**Exercise aim:** Set down each entry from the block beneath, exactly as written.

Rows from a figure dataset
· · · ·

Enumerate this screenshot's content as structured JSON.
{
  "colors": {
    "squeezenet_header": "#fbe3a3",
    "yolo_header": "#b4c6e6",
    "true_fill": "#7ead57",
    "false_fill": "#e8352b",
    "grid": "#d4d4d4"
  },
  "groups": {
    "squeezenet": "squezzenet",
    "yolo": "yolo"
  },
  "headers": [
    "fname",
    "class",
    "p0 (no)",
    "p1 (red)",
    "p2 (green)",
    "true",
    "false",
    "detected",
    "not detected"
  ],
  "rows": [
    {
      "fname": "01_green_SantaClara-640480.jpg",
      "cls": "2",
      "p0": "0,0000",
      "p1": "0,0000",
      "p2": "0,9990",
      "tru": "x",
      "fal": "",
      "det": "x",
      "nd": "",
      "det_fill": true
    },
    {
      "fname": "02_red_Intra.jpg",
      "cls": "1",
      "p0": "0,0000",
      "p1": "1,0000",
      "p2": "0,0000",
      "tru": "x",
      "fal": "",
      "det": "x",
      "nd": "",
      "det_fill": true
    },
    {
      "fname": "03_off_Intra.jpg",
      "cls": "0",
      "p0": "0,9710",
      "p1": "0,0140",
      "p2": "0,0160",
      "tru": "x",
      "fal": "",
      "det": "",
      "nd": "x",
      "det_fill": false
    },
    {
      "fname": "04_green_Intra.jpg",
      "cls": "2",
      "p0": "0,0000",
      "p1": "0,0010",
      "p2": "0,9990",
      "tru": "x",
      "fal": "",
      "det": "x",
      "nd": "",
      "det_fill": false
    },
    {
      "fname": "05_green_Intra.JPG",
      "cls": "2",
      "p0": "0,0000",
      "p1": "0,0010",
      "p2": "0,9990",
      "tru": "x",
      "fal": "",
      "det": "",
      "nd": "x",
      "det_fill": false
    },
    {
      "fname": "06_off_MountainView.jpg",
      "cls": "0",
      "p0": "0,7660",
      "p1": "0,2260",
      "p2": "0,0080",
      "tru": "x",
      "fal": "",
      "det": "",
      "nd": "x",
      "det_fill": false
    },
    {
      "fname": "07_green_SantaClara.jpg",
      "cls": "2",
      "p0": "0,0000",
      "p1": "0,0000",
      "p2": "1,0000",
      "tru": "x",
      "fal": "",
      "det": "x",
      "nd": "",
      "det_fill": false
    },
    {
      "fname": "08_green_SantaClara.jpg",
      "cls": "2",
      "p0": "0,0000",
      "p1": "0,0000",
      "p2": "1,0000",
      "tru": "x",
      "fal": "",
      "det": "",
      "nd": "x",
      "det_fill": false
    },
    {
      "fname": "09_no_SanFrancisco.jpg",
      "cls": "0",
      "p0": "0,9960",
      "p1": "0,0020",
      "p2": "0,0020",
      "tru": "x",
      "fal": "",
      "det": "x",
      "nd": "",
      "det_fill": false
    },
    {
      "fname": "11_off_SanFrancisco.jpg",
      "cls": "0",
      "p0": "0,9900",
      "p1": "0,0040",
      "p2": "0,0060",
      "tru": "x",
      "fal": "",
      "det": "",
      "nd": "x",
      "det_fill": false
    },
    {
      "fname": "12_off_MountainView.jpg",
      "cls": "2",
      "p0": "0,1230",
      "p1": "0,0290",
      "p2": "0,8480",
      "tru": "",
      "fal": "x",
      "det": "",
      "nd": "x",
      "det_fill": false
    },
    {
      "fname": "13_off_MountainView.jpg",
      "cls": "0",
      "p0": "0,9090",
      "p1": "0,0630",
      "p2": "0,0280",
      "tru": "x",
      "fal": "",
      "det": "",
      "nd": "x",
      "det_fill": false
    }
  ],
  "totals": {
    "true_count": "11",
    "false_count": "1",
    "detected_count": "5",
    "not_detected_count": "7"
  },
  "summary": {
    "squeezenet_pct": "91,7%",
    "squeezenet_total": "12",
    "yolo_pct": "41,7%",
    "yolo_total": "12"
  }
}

· · · ·

**Written answer:**
Enumerate this screenshot's content as structured JSON.
{
  "colors": {
    "squeezenet_header": "#fbe3a3",
    "yolo_header": "#b4c6e6",
    "true_fill": "#7ead57",
    "false_fill": "#e8352b",
    "grid": "#d4d4d4"
  },
  "groups": {
    "squeezenet": "squezzenet",
    "yolo": "yolo"
  },
  "headers": [
    "fname",
    "class",
    "p0 (no)",
    "p1 (red)",
    "p2 (green)",
    "true",
    "false",
    "detected",
    "not detected"
  ],
  "rows": [
    {
      "fname": "01_green_SantaClara-640480.jpg",
      "cls": "2",
      "p0": "0,0000",
      "p1": "0,0000",
      "p2": "0,9990",
      "tru": "x",
      "fal": "",
      "det": "x",
      "nd": "",
      "det_fill": true
    },
    {
      "fname": "02_red_Intra.jpg",
      "cls": "1",
      "p0": "0,0000",
      "p1": "1,0000",
      "p2": "0,0000",
      "tru": "x",
      "fal": "",
      "det": "x",
      "nd": "",
      "det_fill": true
    },
    {
      "fname": "03_off_Intra.jpg",
      "cls": "0",
      "p0": "0,9710",
      "p1": "0,0140",
      "p2": "0,0160",
      "tru": "x",
      "fal": "",
      "det": "",
      "nd": "x",
      "det_fill": false
    },
    {
      "fname": "04_green_Intra.jpg",
      "cls": "2",
      "p0": "0,0000",
      "p1": "0,0010",
      "p2": "0,9990",
      "tru": "x",
      "fal": "",
      "det": "x",
      "nd": "",
      "det_fill": false
    },
    {
      "fname": "05_green_Intra.JPG",
      "cls": "2",
      "p0": "0,0000",
      "p1": "0,0010",
      "p2": "0,9990",
      "tru": "x",
      "fal": "",
      "det": "",
      "nd": "x",
      "det_fill": false
    },
    {
      "fname": "06_off_MountainView.jpg",
      "cls": "0",
      "p0": "0,7660",
      "p1": "0,2260",
      "p2": "0,0080",
      "tru": "x",
      "fal": "",
      "det": "",
      "nd": "x",
      "det_fill": false
    },
    {
      "fname": "07_green_SantaClara.jpg",
      "cls": "2",
      "p0": "0,0000",
      "p1": "0,0000",
      "p2": "1,0000",
      "tru": "x",
      "fal": "",
      "det": "x",
      "nd": "",
      "det_fill": false
    },
    {
      "fname": "08_green_SantaClara.jpg",
      "cls": "2",
      "p0": "0,0000",
      "p1": "0,0000",
      "p2": "1,0000",
      "tru": "x",
      "fal": "",
      "det": "",
      "nd": "x",
      "det_fill": false
    },
    {
      "fname": "09_no_SanFrancisco.jpg",
      "cls": "0",
      "p0": "0,9960",
      "p1": "0,0020",
      "p2": "0,0020",
      "tru": "x",
      "fal": "",
      "det": "x",
      "nd": "",
      "det_fill": false
    },
    {
      "fname": "11_off_SanFrancisco.jpg",
      "cls": "0",
      "p0": "0,9900",
      "p1": "0,0040",
      "p2": "0,0060",
      "tru": "x",
      "fal": "",
      "det": "",
      "nd": "x",
      "det_fill": false
    },
    {
      "fname": "12_off_MountainView.jpg",
      "cls": "2",
      "p0": "0,1230",
      "p1": "0,0290",
      "p2": "0,8480",
      "tru": "",
      "fal": "x",
      "det": "",
      "nd": "x",
      "det_fill": false
    },
    {
      "fname": "13_off_MountainView.jpg",
      "cls": "0",
      "p0": "0,9090",
      "p1": "0,0630",
      "p2": "0,0280",
      "tru": "x",
      "fal": "",
      "det": "",
      "nd": "x",
      "det_fill": false
    }
  ],
  "totals": {
    "true_count": "11",
    "false_count": "1",
    "detected_count": "5",
    "not_detected_count": "7"
  },
  "summary": {
    "squeezenet_pct": "91,7%",
    "squeezenet_total": "12",
    "yolo_pct": "41,7%",
    "yolo_total": "12"
  }
}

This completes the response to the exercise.